INSTRUCTIONS FOR THE TASK -
Collect every line that includes the string "woman".
[START WORKING DATA]
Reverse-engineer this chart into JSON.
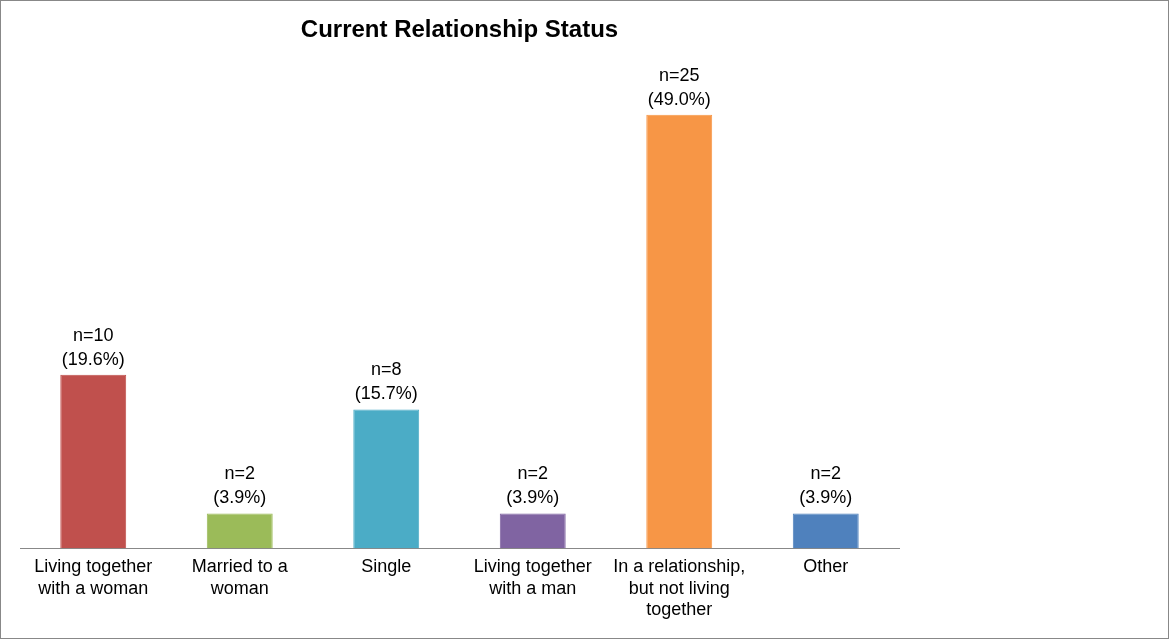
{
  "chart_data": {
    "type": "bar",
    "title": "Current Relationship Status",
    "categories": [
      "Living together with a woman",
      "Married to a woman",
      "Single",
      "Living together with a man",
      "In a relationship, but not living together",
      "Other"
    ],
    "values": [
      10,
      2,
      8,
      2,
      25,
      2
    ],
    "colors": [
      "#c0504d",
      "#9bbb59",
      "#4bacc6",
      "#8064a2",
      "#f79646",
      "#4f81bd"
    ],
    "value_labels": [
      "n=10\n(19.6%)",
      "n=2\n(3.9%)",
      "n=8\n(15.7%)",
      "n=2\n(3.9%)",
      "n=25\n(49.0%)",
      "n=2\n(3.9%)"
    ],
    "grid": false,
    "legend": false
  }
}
[END WORKING DATA]
THE OUTPUT -
      "Living together with a woman",
      "Married to a woman",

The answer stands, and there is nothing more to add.